**TASK TO CARRY OUT**
Report how many lines of these entries hold the string "fiefs"; reply with the number alone.
....
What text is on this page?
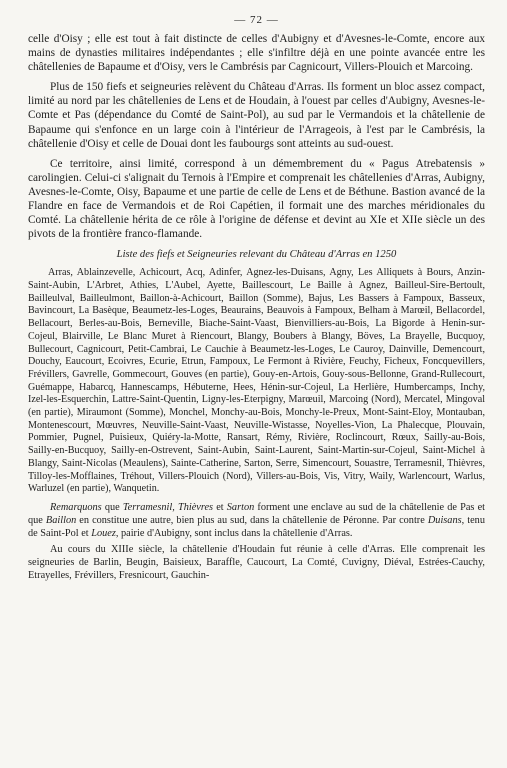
— 72 —

celle d'Oisy ; elle est tout à fait distincte de celles d'Aubigny et d'Avesnes-le-Comte, encore aux mains de dynasties militaires indépendantes ; elle s'infiltre déjà en une pointe avancée entre les châtellenies de Bapaume et d'Oisy, vers le Cambrésis par Cagnicourt, Villers-Plouich et Marcoing.

Plus de 150 fiefs et seigneuries relèvent du Château d'Arras. Ils forment un bloc assez compact, limité au nord par les châtellenies de Lens et de Houdain, à l'ouest par celles d'Aubigny, Avesnes-le-Comte et Pas (dépendance du Comté de Saint-Pol), au sud par le Vermandois et la châtellenie de Bapaume qui s'enfonce en un large coin à l'intérieur de l'Arrageois, à l'est par le Cambrésis, la châtellenie d'Oisy et celle de Douai dont les faubourgs sont atteints au sud-ouest.

Ce territoire, ainsi limité, correspond à un démembrement du « Pagus Atrebatensis » carolingien. Celui-ci s'alignait du Ternois à l'Empire et comprenait les châtellenies d'Arras, Aubigny, Avesnes-le-Comte, Oisy, Bapaume et une partie de celle de Lens et de Béthune. Bastion avancé de la Flandre en face de Vermandois et de Roi Capétien, il formait une des marches méridionales du Comté. La châtellenie hérita de ce rôle à l'origine de défense et devint au XIe et XIIe siècle un des pivots de la frontière franco-flamande.

Liste des fiefs et Seigneuries relevant du Château d'Arras en 1250

Arras, Ablainzevelle, Achicourt, Acq, Adinfer, Agnez-les-Duisans, Agny, Les Alliquets à Bours, Anzin-Saint-Aubin, L'Arbret, Athies, L'Aubel, Ayette, Baillescourt, Le Baille à Agnez, Bailleul-Sire-Bertoult, Bailleulval, Bailleulmont, Baillon-à-Achicourt, Baillon (Somme), Bajus, Les Bassers à Fampoux, Basseux, Bavincourt, La Basèque, Beaumetz-les-Loges, Beaurains, Beauvois à Fampoux, Belham à Marœil, Bellacordel, Bellacourt, Berles-au-Bois, Berneville, Biache-Saint-Vaast, Bienvilliers-au-Bois, La Bigorde à Henin-sur-Cojeul, Blairville, Le Blanc Muret à Riencourt, Blangy, Boubers à Blangy, Böves, La Brayelle, Bucquoy, Bullecourt, Cagnicourt, Petit-Cambrai, Le Cauchie à Beaumetz-les-Loges, Le Cauroy, Dainville, Demencourt, Douchy, Eaucourt, Ecoivres, Ecurie, Etrun, Fampoux, Le Fermont à Rivière, Feuchy, Ficheux, Foncquevillers, Frévillers, Gavrelle, Gommecourt, Gouves (en partie), Gouy-en-Artois, Gouy-sous-Bellonne, Grand-Rullecourt, Guémappe, Habarcq, Hannescamps, Hébuterne, Hees, Hénin-sur-Cojeul, La Herlière, Humbercamps, Inchy, Izel-les-Esquerchin, Lattre-Saint-Quentin, Ligny-les-Eterpigny, Marœuil, Marcoing (Nord), Mercatel, Mingoval (en partie), Miraumont (Somme), Monchel, Monchy-au-Bois, Monchy-le-Preux, Mont-Saint-Eloy, Montauban, Montenescourt, Mœuvres, Neuville-Saint-Vaast, Neuville-Wistasse, Noyelles-Vion, La Phalecque, Plouvain, Pommier, Pugnel, Puisieux, Quiéry-la-Motte, Ransart, Rémy, Rivière, Roclincourt, Rœux, Sailly-au-Bois, Sailly-en-Bucquoy, Sailly-en-Ostrevent, Saint-Aubin, Saint-Laurent, Saint-Martin-sur-Cojeul, Saint-Michel à Blangy, Saint-Nicolas (Meaulens), Sainte-Catherine, Sarton, Serre, Simencourt, Souastre, Terramesnil, Thièvres, Tilloy-les-Mofflaines, Tréhout, Villers-Plouich (Nord), Villers-au-Bois, Vis, Vitry, Waily, Warlencourt, Warlus, Warluzel (en partie), Wanquetin.

Remarquons que Terramesnil, Thièvres et Sarton forment une enclave au sud de la châtellenie de Pas et que Baillon en constitue une autre, bien plus au sud, dans la châtellenie de Péronne. Par contre Duisans, tenu de Saint-Pol et Louez, pairie d'Aubigny, sont inclus dans la châtellenie d'Arras.

Au cours du XIIIe siècle, la châtellenie d'Houdain fut réunie à celle d'Arras. Elle comprenait les seigneuries de Barlin, Beugin, Baisieux, Baraffle, Caucourt, La Comté, Cuvigny, Diéval, Estrées-Cauchy, Etrayelles, Frévillers, Fresnicourt, Gauchin-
....
**ANSWER TO THIS PROBLEM**
2